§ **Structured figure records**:
[Start]

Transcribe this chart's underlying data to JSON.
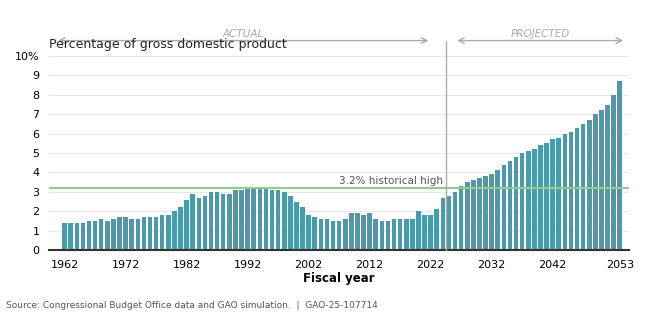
{
  "title": "Percentage of gross domestic product",
  "xlabel": "Fiscal year",
  "source": "Source: Congressional Budget Office data and GAO simulation.  |  GAO-25-107714",
  "historical_high_label": "3.2% historical high",
  "historical_high_value": 3.2,
  "actual_label": "ACTUAL",
  "projected_label": "PROJECTED",
  "split_year": 2024,
  "bar_color_actual": "#4a9aaa",
  "bar_color_projected": "#4a9aaa",
  "historical_line_color": "#90cc90",
  "background_color": "#ffffff",
  "ylim": [
    0,
    10
  ],
  "yticks": [
    0,
    1,
    2,
    3,
    4,
    5,
    6,
    7,
    8,
    9,
    10
  ],
  "ytick_labels": [
    "0",
    "1",
    "2",
    "3",
    "4",
    "5",
    "6",
    "7",
    "8",
    "9",
    "10%"
  ],
  "years": [
    1962,
    1963,
    1964,
    1965,
    1966,
    1967,
    1968,
    1969,
    1970,
    1971,
    1972,
    1973,
    1974,
    1975,
    1976,
    1977,
    1978,
    1979,
    1980,
    1981,
    1982,
    1983,
    1984,
    1985,
    1986,
    1987,
    1988,
    1989,
    1990,
    1991,
    1992,
    1993,
    1994,
    1995,
    1996,
    1997,
    1998,
    1999,
    2000,
    2001,
    2002,
    2003,
    2004,
    2005,
    2006,
    2007,
    2008,
    2009,
    2010,
    2011,
    2012,
    2013,
    2014,
    2015,
    2016,
    2017,
    2018,
    2019,
    2020,
    2021,
    2022,
    2023,
    2024,
    2025,
    2026,
    2027,
    2028,
    2029,
    2030,
    2031,
    2032,
    2033,
    2034,
    2035,
    2036,
    2037,
    2038,
    2039,
    2040,
    2041,
    2042,
    2043,
    2044,
    2045,
    2046,
    2047,
    2048,
    2049,
    2050,
    2051,
    2052,
    2053
  ],
  "values": [
    1.4,
    1.4,
    1.4,
    1.4,
    1.5,
    1.5,
    1.6,
    1.5,
    1.6,
    1.7,
    1.7,
    1.6,
    1.6,
    1.7,
    1.7,
    1.7,
    1.8,
    1.8,
    2.0,
    2.2,
    2.6,
    2.9,
    2.7,
    2.8,
    3.0,
    3.0,
    2.9,
    2.9,
    3.1,
    3.1,
    3.2,
    3.2,
    3.2,
    3.2,
    3.1,
    3.1,
    3.0,
    2.8,
    2.5,
    2.2,
    1.8,
    1.7,
    1.6,
    1.6,
    1.5,
    1.5,
    1.6,
    1.9,
    1.9,
    1.8,
    1.9,
    1.6,
    1.5,
    1.5,
    1.6,
    1.6,
    1.6,
    1.6,
    2.0,
    1.8,
    1.8,
    2.1,
    2.7,
    2.8,
    3.0,
    3.3,
    3.5,
    3.6,
    3.7,
    3.8,
    3.9,
    4.1,
    4.4,
    4.6,
    4.8,
    5.0,
    5.1,
    5.2,
    5.4,
    5.5,
    5.7,
    5.8,
    6.0,
    6.1,
    6.3,
    6.5,
    6.7,
    7.0,
    7.2,
    7.5,
    8.0,
    8.7
  ]
}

[End]

§ **Task details**: Show the lines of the records that contain the word "data".

§ **Result of this exercise**:
Transcribe this chart's underlying data to JSON.
  "source": "Source: Congressional Budget Office data and GAO simulation.  |  GAO-25-107714",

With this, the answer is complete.